Exercise aim:
Gather all lines from the material that contain "validity".

Material shown:
## Start
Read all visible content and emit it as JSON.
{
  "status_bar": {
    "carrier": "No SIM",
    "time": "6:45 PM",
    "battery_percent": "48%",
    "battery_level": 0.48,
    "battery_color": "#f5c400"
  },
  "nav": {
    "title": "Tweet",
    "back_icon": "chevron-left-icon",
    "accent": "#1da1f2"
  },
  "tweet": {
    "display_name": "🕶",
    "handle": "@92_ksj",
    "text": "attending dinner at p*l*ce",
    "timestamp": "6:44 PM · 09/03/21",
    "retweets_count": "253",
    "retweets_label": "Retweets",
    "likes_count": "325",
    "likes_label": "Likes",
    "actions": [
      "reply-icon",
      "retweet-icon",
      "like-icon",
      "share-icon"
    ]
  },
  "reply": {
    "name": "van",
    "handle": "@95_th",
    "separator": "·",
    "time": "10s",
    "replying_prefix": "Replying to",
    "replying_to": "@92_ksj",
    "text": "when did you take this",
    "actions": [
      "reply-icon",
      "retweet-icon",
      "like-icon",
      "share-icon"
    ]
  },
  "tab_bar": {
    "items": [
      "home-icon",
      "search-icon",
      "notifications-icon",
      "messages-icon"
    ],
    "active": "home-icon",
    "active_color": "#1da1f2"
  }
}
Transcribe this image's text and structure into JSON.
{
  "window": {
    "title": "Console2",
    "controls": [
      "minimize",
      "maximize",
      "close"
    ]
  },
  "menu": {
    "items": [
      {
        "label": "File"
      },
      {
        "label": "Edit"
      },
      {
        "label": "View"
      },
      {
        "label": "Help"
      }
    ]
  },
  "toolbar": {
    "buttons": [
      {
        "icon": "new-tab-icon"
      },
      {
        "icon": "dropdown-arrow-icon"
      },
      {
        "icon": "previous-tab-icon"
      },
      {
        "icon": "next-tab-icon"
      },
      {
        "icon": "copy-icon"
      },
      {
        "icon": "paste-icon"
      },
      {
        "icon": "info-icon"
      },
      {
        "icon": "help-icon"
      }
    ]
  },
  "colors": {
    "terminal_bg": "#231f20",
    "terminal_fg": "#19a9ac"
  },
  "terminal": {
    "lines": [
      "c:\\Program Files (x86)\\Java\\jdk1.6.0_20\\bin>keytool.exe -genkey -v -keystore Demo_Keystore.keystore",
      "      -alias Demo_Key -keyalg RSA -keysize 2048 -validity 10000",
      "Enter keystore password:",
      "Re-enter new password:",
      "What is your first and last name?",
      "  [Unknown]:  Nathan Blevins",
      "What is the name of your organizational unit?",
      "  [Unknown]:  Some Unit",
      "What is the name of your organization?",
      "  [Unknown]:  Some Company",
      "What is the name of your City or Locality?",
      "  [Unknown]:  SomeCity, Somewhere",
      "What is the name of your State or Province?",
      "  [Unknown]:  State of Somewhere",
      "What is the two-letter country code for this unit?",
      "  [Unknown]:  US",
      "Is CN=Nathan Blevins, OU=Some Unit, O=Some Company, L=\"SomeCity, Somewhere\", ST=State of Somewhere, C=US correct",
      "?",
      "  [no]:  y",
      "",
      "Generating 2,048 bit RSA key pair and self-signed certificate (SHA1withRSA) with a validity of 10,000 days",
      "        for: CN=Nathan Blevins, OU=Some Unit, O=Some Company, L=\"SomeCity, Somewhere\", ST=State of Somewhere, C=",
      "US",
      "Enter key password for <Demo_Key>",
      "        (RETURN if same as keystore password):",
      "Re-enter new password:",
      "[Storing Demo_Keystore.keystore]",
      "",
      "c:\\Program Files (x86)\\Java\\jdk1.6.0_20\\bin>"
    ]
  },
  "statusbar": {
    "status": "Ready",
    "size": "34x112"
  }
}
## End
## Start
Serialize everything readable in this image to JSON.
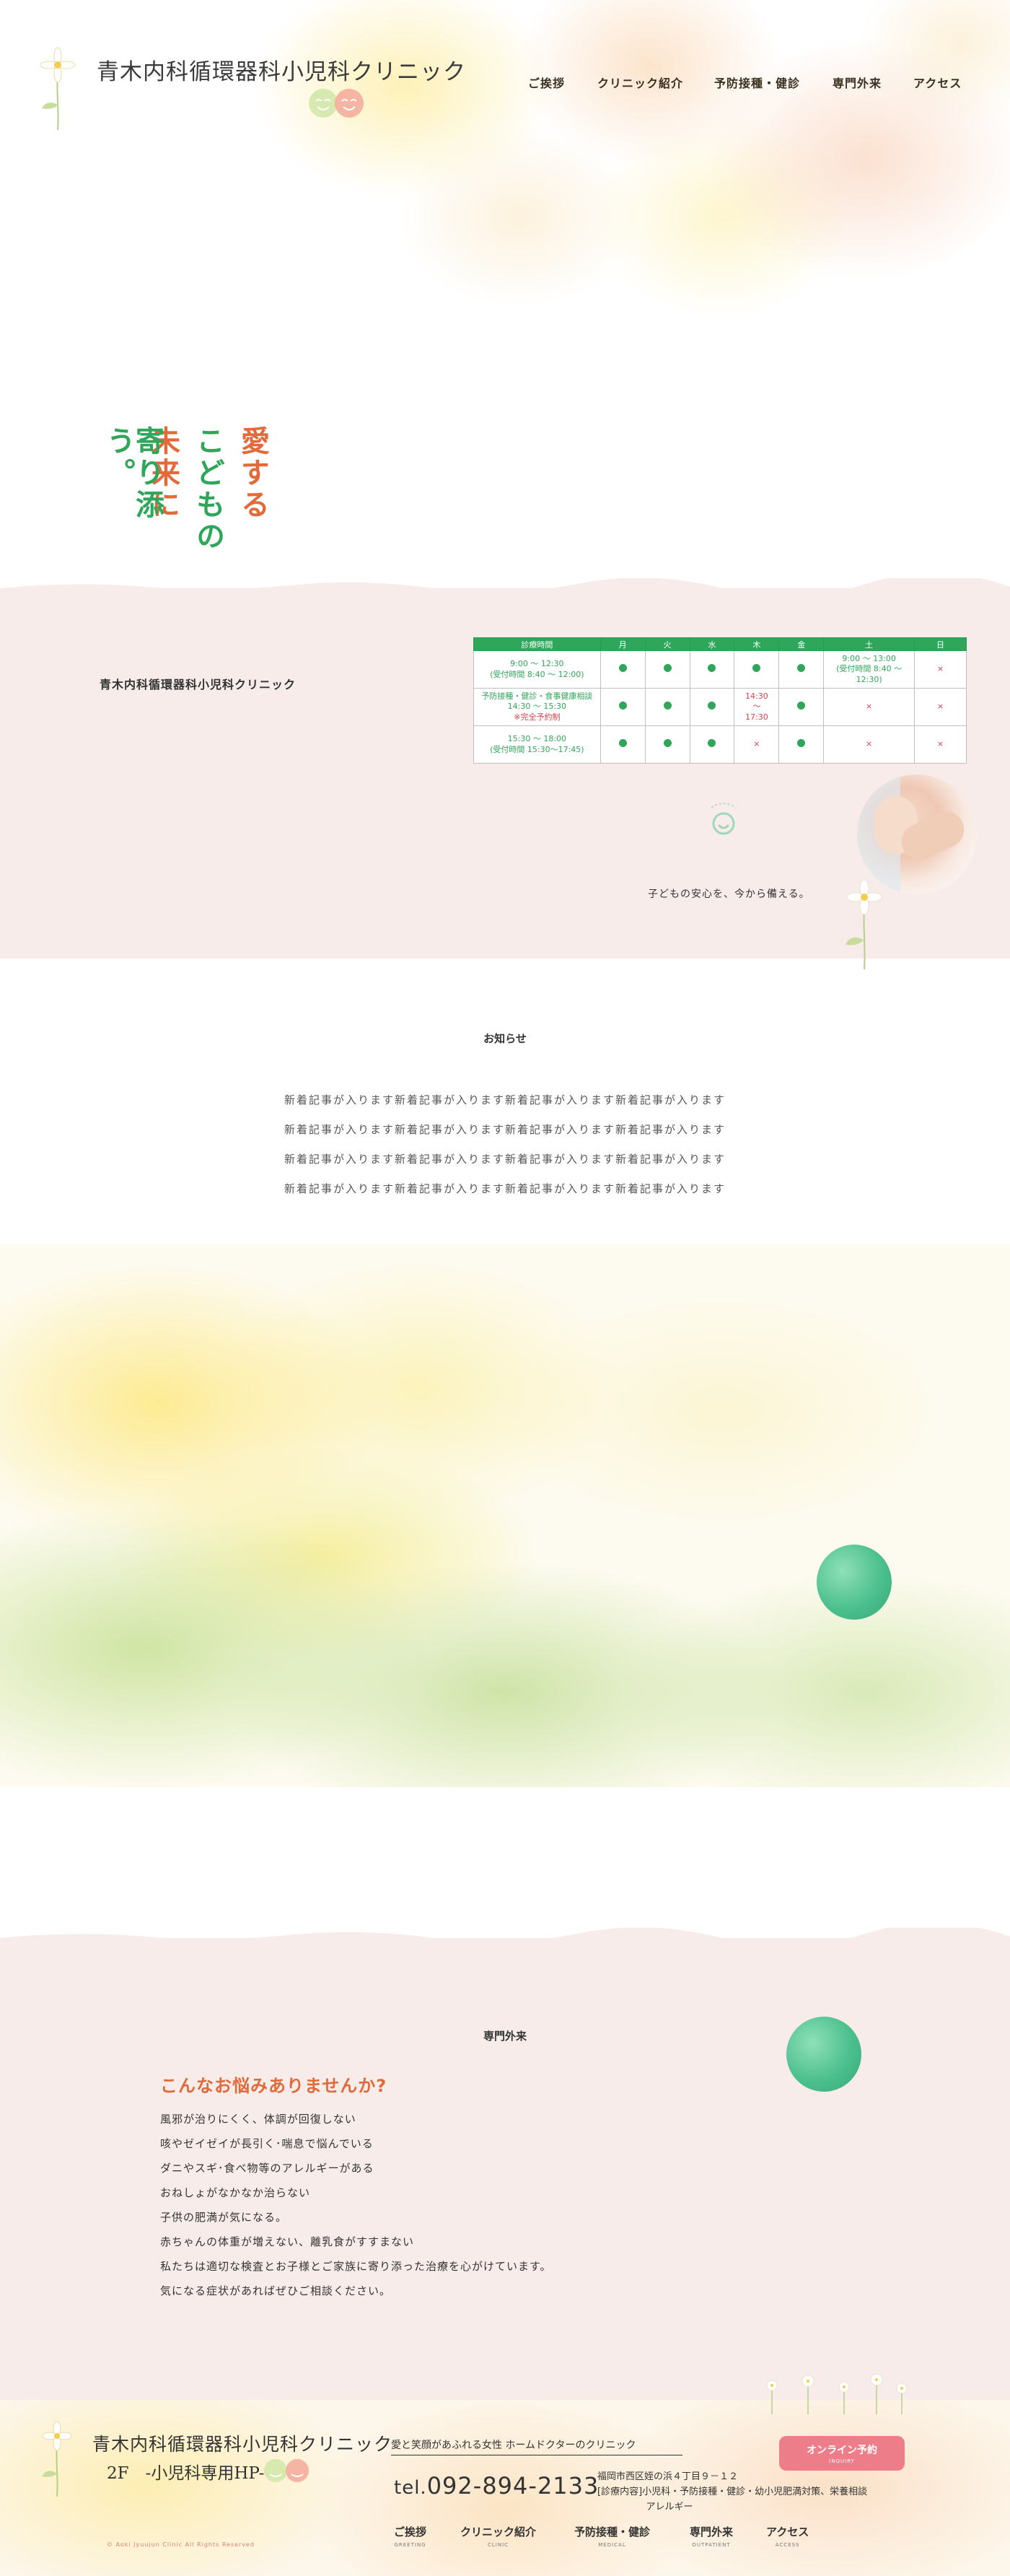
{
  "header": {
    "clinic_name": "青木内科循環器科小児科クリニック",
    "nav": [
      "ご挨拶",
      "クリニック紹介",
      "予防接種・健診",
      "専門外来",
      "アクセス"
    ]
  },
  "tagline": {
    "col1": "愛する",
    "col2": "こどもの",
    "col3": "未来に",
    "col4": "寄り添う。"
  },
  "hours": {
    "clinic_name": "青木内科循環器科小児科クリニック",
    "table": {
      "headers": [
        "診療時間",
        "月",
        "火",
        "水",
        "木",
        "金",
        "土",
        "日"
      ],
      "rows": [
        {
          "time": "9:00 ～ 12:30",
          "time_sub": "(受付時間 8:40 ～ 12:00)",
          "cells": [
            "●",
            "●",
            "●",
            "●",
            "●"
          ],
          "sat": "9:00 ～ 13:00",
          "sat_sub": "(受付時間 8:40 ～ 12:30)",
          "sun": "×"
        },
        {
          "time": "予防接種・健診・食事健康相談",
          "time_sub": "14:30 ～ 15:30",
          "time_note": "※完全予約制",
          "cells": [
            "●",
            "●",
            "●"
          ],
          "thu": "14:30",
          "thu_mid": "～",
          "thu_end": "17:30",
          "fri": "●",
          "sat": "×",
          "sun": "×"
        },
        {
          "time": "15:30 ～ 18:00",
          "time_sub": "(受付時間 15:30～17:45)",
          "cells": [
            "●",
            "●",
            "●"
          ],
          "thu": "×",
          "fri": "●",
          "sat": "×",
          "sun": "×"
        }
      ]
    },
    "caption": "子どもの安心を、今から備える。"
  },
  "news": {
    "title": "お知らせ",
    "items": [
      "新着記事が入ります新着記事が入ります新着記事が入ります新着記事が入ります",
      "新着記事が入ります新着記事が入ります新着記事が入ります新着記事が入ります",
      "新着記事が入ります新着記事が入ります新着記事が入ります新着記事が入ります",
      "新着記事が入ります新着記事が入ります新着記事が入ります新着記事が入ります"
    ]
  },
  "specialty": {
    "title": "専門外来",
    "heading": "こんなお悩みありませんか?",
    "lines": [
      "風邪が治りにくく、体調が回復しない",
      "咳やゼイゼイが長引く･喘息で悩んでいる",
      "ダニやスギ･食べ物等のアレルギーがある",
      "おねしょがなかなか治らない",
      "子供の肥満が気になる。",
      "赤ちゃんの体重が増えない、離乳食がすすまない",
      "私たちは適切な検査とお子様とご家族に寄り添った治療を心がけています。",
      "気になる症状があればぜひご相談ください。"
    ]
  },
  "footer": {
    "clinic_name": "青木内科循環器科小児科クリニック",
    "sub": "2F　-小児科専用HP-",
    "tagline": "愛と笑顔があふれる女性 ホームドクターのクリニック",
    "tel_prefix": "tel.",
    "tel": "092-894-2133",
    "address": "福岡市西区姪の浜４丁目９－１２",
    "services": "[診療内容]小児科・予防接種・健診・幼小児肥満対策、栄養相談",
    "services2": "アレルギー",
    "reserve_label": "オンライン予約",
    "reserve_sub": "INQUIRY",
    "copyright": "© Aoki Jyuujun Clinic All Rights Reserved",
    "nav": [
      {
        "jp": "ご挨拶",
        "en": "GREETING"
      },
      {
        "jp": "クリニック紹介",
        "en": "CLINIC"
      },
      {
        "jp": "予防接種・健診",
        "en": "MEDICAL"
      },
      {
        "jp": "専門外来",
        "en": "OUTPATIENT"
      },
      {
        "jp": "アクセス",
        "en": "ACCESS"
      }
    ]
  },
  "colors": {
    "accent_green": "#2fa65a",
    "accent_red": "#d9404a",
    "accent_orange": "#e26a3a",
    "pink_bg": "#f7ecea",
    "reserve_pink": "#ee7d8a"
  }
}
## End
Written solution:
      "      -alias Demo_Key -keyalg RSA -keysize 2048 -validity 10000",
      "Generating 2,048 bit RSA key pair and self-signed certificate (SHA1withRSA) with a validity of 10,000 days",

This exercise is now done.